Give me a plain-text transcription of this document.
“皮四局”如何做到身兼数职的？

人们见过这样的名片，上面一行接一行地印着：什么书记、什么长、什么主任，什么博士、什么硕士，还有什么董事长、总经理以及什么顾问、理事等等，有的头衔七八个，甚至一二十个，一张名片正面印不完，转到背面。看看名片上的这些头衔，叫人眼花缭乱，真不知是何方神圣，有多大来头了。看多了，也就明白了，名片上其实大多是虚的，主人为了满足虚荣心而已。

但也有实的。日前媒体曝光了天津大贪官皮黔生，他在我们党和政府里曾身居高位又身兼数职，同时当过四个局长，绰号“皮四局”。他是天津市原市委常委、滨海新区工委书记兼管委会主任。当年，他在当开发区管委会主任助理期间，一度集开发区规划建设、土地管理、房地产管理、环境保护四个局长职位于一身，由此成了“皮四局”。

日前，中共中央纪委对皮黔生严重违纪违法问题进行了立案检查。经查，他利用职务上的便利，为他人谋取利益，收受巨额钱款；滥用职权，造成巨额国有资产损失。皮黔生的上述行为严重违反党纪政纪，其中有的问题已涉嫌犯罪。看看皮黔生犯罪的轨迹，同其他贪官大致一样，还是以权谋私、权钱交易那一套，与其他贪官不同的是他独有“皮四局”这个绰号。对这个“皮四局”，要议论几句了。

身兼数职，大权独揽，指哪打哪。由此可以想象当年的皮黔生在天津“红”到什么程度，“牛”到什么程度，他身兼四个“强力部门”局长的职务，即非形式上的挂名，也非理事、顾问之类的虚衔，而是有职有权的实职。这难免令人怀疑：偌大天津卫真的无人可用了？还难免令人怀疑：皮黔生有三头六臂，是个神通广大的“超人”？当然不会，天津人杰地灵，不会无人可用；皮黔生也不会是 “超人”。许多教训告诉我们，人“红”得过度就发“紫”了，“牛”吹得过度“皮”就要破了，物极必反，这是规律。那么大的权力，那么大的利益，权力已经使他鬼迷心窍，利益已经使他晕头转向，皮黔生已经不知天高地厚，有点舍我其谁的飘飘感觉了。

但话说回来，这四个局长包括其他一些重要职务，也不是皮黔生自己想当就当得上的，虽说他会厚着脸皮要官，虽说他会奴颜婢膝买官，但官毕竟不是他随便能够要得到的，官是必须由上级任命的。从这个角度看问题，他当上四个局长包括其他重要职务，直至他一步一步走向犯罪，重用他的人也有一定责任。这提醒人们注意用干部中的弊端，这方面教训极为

★ ★ ★

REQUIREMENTS – Exactly reproduce the material above.

TASK SOLUTION –
Give me a plain-text transcription of this document.
“皮四局”如何做到身兼数职的？

人们见过这样的名片，上面一行接一行地印着：什么书记、什么长、什么主任，什么博士、什么硕士，还有什么董事长、总经理以及什么顾问、理事等等，有的头衔七八个，甚至一二十个，一张名片正面印不完，转到背面。看看名片上的这些头衔，叫人眼花缭乱，真不知是何方神圣，有多大来头了。看多了，也就明白了，名片上其实大多是虚的，主人为了满足虚荣心而已。

但也有实的。日前媒体曝光了天津大贪官皮黔生，他在我们党和政府里曾身居高位又身兼数职，同时当过四个局长，绰号“皮四局”。他是天津市原市委常委、滨海新区工委书记兼管委会主任。当年，他在当开发区管委会主任助理期间，一度集开发区规划建设、土地管理、房地产管理、环境保护四个局长职位于一身，由此成了“皮四局”。

日前，中共中央纪委对皮黔生严重违纪违法问题进行了立案检查。经查，他利用职务上的便利，为他人谋取利益，收受巨额钱款；滥用职权，造成巨额国有资产损失。皮黔生的上述行为严重违反党纪政纪，其中有的问题已涉嫌犯罪。看看皮黔生犯罪的轨迹，同其他贪官大致一样，还是以权谋私、权钱交易那一套，与其他贪官不同的是他独有“皮四局”这个绰号。对这个“皮四局”，要议论几句了。

身兼数职，大权独揽，指哪打哪。由此可以想象当年的皮黔生在天津“红”到什么程度，“牛”到什么程度，他身兼四个“强力部门”局长的职务，即非形式上的挂名，也非理事、顾问之类的虚衔，而是有职有权的实职。这难免令人怀疑：偌大天津卫真的无人可用了？还难免令人怀疑：皮黔生有三头六臂，是个神通广大的“超人”？当然不会，天津人杰地灵，不会无人可用；皮黔生也不会是 “超人”。许多教训告诉我们，人“红”得过度就发“紫”了，“牛”吹得过度“皮”就要破了，物极必反，这是规律。那么大的权力，那么大的利益，权力已经使他鬼迷心窍，利益已经使他晕头转向，皮黔生已经不知天高地厚，有点舍我其谁的飘飘感觉了。

但话说回来，这四个局长包括其他一些重要职务，也不是皮黔生自己想当就当得上的，虽说他会厚着脸皮要官，虽说他会奴颜婢膝买官，但官毕竟不是他随便能够要得到的，官是必须由上级任命的。从这个角度看问题，他当上四个局长包括其他重要职务，直至他一步一步走向犯罪，重用他的人也有一定责任。这提醒人们注意用干部中的弊端，这方面教训极为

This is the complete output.